■ Rows from a dataset
··········

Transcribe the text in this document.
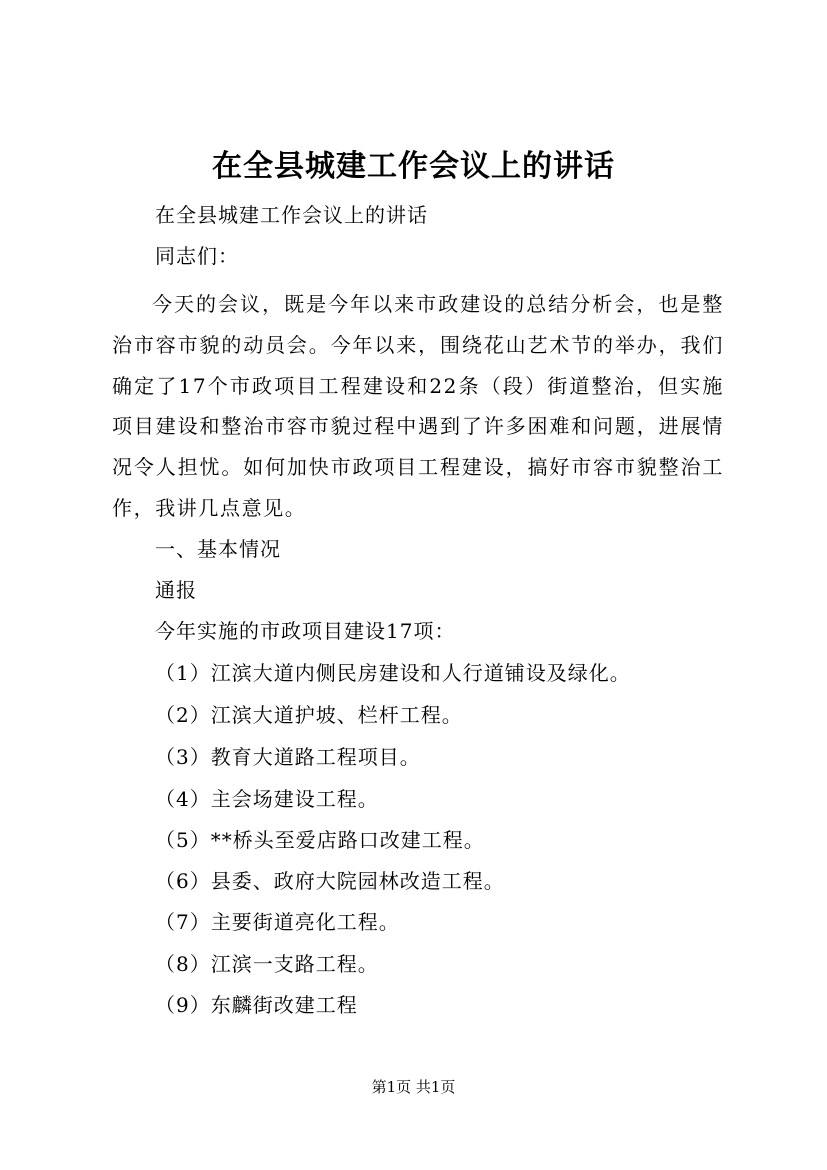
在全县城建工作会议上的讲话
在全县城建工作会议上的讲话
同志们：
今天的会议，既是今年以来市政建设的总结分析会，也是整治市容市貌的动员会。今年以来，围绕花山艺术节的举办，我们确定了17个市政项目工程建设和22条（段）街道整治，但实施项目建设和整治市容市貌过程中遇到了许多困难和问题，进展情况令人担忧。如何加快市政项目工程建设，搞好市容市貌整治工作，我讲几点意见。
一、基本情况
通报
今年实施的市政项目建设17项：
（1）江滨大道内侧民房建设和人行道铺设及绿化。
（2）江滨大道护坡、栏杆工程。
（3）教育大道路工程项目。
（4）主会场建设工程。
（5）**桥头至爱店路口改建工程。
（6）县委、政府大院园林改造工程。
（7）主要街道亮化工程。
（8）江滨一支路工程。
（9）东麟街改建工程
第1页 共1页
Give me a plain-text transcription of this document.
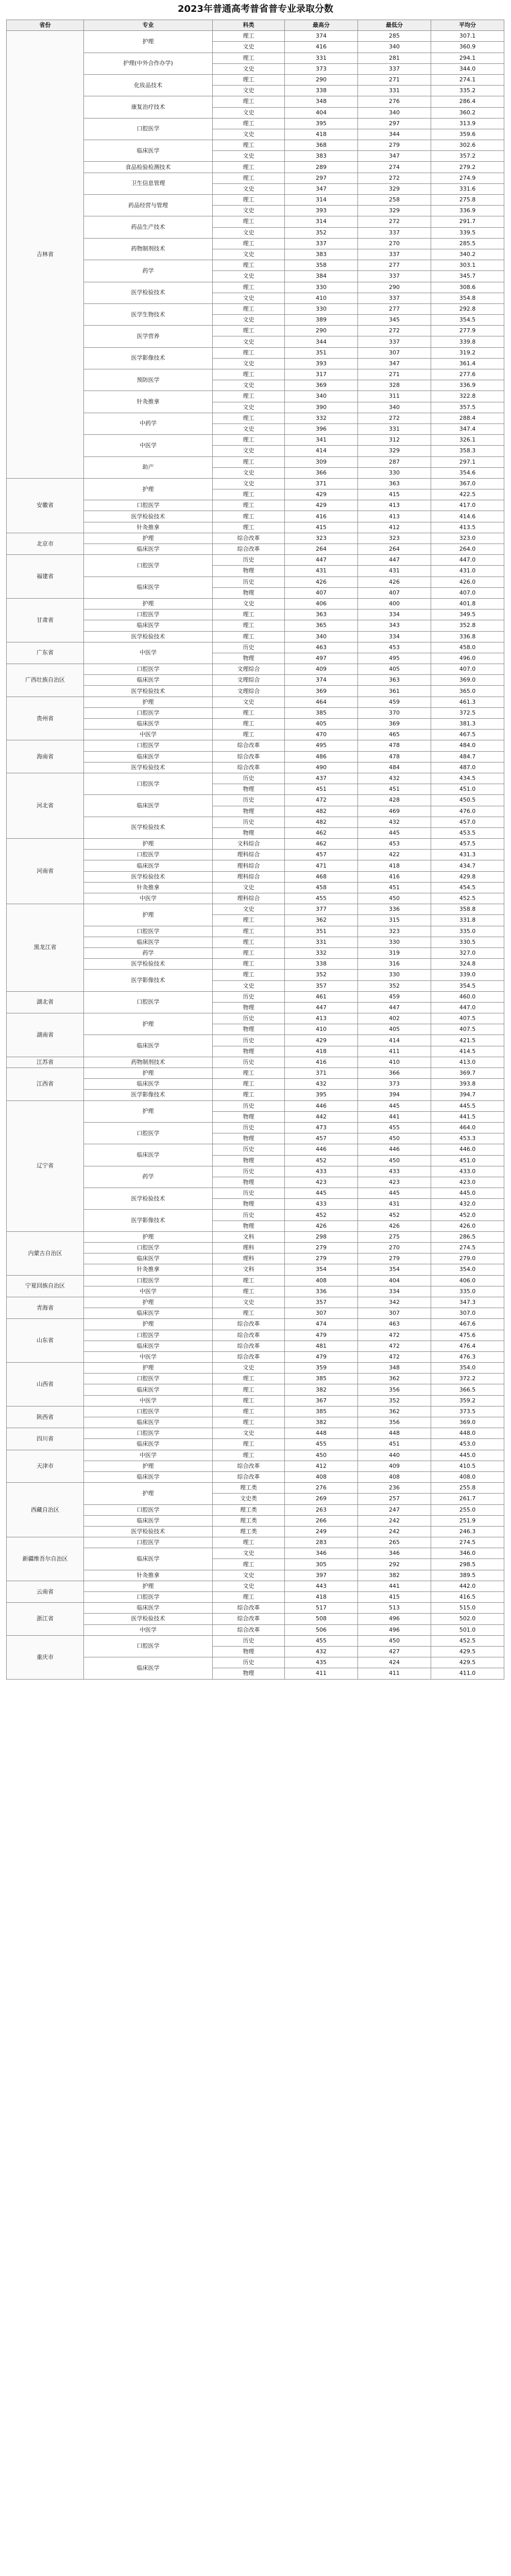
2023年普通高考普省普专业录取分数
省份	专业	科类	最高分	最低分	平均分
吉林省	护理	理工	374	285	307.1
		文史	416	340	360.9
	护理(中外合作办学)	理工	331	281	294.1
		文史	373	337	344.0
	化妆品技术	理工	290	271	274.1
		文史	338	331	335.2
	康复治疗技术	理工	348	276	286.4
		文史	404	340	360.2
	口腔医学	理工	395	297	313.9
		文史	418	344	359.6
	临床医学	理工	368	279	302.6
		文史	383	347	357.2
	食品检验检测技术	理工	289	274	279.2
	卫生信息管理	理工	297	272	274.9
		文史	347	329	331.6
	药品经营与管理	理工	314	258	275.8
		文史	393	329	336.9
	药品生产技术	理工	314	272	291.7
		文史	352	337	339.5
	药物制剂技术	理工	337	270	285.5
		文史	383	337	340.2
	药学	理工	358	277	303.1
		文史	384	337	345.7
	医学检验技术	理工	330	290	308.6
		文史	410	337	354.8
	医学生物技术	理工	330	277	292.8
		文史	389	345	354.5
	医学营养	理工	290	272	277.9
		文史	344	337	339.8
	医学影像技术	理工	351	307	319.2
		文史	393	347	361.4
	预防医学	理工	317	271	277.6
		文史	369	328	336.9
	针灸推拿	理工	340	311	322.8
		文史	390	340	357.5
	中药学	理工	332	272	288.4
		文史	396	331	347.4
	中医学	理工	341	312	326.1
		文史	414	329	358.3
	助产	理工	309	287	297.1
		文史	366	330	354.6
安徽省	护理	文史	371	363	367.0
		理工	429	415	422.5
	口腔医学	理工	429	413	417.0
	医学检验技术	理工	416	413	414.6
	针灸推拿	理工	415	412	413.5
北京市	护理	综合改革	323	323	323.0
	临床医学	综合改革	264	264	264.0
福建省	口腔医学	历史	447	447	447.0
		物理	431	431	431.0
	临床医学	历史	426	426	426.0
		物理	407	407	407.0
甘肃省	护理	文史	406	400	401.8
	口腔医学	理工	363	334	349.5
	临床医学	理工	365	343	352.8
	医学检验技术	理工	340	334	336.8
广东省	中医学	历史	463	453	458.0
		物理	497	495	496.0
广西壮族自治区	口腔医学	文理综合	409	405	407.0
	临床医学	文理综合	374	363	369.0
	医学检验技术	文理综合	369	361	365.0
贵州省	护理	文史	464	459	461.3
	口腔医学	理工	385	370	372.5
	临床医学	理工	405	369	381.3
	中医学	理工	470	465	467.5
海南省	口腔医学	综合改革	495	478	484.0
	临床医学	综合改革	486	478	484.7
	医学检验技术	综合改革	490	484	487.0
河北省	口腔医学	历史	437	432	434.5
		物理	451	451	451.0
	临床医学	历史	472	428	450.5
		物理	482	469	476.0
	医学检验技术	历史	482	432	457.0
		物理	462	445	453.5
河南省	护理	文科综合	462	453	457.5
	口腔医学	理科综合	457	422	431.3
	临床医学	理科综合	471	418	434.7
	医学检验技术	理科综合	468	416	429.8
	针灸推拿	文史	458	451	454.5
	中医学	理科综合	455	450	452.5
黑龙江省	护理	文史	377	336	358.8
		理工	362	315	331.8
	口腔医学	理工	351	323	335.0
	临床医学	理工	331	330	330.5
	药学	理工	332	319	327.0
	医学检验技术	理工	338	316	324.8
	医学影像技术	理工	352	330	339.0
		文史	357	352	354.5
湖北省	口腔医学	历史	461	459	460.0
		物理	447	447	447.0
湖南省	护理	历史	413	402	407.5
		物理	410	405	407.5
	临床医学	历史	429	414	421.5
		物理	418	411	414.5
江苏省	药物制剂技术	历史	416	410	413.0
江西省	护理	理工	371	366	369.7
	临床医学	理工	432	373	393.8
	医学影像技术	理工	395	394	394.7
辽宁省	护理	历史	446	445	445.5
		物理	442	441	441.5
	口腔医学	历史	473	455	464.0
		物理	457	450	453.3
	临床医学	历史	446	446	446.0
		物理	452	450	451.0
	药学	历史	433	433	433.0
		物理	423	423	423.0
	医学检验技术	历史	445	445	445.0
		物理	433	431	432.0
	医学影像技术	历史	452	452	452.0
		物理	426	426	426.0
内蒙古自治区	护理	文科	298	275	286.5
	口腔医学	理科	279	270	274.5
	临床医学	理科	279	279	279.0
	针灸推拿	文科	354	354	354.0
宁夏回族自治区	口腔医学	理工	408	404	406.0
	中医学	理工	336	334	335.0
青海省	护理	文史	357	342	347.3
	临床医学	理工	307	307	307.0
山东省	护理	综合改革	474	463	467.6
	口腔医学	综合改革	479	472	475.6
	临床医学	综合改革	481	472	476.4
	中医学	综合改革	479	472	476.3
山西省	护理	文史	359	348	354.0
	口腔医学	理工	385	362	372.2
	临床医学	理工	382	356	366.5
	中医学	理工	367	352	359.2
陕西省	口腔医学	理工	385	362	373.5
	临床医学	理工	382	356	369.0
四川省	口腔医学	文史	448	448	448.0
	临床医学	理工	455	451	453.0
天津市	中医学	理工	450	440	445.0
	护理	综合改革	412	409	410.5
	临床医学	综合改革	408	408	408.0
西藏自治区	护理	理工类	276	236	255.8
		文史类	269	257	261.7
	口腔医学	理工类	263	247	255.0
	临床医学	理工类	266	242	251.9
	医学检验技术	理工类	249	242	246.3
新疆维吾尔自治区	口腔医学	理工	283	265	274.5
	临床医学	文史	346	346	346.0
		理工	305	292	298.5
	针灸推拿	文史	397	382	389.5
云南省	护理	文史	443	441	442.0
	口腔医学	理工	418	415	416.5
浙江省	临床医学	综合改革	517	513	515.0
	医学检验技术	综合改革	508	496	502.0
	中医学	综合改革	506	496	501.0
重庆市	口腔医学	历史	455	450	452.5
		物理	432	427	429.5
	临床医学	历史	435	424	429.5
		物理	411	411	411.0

··········

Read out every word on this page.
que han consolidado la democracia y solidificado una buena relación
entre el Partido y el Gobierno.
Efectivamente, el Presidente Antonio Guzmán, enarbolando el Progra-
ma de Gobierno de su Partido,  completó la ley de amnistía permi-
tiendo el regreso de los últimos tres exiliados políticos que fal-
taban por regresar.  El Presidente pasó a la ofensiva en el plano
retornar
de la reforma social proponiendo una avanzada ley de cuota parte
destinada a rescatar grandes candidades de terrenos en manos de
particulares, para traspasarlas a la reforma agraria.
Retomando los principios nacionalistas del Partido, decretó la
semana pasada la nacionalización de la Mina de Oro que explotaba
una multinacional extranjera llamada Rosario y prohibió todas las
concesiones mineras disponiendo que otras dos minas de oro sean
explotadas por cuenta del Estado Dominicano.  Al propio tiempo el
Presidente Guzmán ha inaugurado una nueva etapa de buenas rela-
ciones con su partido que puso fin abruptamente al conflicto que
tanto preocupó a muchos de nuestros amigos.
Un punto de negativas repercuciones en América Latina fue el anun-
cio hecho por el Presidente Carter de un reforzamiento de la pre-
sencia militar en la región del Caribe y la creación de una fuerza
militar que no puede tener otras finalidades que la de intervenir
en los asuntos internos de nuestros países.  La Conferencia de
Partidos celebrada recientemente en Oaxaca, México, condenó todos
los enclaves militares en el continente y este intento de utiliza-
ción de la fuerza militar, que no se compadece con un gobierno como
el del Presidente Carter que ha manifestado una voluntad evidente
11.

··········

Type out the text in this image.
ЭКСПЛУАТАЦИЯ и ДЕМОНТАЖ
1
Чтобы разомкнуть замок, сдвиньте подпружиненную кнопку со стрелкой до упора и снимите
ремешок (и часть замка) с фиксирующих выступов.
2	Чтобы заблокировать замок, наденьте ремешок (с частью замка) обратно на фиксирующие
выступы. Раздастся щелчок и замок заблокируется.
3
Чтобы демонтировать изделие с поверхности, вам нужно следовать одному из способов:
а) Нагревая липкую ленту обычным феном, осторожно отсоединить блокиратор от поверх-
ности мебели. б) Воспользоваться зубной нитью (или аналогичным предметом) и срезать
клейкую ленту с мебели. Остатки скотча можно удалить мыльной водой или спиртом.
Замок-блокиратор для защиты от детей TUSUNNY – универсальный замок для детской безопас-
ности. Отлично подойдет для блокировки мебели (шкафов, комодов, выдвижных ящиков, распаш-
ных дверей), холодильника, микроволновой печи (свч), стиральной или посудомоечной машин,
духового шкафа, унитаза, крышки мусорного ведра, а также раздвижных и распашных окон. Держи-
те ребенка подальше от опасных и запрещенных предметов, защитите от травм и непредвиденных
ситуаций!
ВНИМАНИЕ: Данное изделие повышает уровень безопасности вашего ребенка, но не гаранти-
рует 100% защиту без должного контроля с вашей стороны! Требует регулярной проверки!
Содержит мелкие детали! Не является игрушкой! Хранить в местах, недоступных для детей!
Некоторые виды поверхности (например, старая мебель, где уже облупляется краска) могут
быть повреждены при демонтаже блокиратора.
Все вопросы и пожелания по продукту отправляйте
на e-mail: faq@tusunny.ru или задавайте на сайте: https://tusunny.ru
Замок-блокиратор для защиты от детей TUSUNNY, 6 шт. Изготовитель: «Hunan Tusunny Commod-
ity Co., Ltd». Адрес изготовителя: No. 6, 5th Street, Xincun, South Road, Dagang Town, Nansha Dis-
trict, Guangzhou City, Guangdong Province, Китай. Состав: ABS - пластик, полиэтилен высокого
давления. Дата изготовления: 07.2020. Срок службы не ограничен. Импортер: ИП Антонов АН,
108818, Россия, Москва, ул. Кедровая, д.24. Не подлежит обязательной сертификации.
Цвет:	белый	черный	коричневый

··········

■ Given problem
In the data above, how many lines contain the string "замка"? Answer with the number only.

■ Result
2